--- Begin THE INPUT ---
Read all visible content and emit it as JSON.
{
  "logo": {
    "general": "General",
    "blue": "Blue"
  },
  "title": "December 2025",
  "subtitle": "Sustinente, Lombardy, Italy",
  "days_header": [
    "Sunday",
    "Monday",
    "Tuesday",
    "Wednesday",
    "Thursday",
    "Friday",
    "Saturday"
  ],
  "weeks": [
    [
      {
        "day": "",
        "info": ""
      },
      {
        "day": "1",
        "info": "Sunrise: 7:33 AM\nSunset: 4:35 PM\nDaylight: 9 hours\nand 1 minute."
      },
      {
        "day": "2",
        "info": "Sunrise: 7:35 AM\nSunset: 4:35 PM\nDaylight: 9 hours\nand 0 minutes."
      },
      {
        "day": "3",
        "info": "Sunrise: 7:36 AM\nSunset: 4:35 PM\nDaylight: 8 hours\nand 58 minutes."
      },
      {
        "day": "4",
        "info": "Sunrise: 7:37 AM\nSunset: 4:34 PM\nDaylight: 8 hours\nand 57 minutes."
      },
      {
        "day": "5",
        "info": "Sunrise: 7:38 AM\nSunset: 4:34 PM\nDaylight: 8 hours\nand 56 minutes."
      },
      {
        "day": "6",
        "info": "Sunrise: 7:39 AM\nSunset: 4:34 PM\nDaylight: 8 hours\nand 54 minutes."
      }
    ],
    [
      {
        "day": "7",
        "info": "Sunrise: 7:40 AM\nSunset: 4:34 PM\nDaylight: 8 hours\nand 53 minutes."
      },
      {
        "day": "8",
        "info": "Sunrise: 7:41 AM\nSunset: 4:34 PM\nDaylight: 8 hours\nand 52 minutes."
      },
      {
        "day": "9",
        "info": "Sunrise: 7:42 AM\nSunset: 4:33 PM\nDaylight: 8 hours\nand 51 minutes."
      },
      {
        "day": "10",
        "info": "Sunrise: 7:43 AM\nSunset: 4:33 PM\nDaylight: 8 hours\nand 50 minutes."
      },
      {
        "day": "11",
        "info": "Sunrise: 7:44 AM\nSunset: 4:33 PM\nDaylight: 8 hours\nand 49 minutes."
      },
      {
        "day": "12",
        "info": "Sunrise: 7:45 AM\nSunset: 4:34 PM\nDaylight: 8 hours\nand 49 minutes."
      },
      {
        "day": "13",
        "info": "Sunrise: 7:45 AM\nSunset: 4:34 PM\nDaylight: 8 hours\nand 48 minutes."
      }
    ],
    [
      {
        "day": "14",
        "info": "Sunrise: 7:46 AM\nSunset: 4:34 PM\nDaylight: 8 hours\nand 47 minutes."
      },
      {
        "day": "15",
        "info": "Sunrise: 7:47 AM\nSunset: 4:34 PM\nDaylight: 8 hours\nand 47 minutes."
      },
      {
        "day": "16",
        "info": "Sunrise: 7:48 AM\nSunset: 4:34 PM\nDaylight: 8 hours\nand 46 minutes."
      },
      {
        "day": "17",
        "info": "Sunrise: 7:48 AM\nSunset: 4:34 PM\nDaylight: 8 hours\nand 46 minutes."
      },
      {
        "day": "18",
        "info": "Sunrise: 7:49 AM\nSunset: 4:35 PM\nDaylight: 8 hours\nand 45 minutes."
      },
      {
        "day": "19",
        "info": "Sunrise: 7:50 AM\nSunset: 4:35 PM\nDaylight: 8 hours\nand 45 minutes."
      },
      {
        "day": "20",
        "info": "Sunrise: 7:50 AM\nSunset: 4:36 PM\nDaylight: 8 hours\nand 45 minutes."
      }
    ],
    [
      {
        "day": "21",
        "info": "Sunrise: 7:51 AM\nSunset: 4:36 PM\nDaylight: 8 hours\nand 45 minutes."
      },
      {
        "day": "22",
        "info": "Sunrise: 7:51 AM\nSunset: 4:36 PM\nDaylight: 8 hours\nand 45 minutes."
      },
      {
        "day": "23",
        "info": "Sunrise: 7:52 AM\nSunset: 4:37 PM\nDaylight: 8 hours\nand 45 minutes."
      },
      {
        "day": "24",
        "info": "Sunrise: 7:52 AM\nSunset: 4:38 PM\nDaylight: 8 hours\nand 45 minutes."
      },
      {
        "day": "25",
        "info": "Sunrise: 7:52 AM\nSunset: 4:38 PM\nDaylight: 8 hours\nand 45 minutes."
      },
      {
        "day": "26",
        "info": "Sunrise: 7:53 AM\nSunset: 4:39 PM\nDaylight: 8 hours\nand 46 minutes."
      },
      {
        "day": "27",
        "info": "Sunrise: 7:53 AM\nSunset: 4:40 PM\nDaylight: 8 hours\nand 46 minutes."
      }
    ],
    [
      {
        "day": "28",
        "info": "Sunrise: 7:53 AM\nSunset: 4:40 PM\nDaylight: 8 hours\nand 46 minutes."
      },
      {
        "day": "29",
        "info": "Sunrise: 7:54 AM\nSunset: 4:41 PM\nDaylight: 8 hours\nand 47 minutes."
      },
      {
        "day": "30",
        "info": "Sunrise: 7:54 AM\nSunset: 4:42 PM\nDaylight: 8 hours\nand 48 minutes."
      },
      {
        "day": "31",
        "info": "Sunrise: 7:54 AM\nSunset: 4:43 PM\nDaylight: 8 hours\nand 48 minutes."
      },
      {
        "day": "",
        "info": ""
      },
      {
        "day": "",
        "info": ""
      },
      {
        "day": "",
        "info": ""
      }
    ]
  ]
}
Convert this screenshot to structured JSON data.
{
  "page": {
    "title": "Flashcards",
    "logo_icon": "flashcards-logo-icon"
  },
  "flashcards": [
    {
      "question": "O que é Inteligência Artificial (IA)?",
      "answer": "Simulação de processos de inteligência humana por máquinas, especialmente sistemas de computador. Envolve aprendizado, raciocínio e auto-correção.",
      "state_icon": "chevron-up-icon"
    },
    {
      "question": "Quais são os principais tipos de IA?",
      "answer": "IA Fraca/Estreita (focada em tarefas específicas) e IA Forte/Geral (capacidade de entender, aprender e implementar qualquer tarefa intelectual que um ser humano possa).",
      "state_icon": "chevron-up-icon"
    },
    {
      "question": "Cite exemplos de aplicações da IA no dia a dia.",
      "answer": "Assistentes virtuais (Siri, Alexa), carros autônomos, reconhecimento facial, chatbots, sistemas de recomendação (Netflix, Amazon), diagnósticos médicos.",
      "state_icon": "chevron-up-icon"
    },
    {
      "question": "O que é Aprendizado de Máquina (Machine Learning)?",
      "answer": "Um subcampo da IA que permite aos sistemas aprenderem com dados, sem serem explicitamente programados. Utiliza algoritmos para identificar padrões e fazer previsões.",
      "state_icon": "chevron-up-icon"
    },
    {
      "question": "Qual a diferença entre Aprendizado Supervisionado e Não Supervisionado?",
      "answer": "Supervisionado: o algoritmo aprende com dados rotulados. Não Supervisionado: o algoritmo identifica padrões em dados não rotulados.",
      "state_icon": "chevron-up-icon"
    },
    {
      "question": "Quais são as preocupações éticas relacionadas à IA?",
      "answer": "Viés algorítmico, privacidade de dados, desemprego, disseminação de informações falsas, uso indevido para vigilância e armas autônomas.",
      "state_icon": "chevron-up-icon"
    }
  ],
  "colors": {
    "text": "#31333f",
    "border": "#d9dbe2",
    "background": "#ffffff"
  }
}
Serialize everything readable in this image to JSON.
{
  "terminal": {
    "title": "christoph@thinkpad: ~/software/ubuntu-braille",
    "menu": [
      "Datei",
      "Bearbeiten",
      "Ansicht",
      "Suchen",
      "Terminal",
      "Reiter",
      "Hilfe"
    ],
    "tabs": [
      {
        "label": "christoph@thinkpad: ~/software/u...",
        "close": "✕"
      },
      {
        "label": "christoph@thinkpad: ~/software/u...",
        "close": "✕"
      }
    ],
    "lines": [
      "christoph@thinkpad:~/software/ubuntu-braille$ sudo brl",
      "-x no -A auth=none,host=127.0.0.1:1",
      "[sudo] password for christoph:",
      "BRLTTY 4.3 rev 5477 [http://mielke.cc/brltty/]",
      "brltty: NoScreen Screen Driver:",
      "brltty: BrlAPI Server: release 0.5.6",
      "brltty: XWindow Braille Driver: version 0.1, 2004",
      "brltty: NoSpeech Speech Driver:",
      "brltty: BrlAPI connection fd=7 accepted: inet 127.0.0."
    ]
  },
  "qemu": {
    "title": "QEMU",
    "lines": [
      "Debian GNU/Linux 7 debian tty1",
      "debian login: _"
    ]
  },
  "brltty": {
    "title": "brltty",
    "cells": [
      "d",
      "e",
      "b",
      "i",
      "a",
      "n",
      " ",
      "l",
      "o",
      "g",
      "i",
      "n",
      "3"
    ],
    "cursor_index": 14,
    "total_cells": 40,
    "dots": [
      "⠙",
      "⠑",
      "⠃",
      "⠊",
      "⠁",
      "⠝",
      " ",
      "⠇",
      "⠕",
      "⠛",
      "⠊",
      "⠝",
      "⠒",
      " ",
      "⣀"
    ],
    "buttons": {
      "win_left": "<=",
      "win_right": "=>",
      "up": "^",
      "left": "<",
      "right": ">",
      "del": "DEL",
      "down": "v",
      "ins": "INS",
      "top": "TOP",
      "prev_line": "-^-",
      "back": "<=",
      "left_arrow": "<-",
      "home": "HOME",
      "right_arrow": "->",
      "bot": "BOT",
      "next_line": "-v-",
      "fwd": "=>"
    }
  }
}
--- End THE INPUT ---
• _SET TASK_
Of the lines in the entries above, how many include "dados"? Only the number should be given.

• _RESULT_
3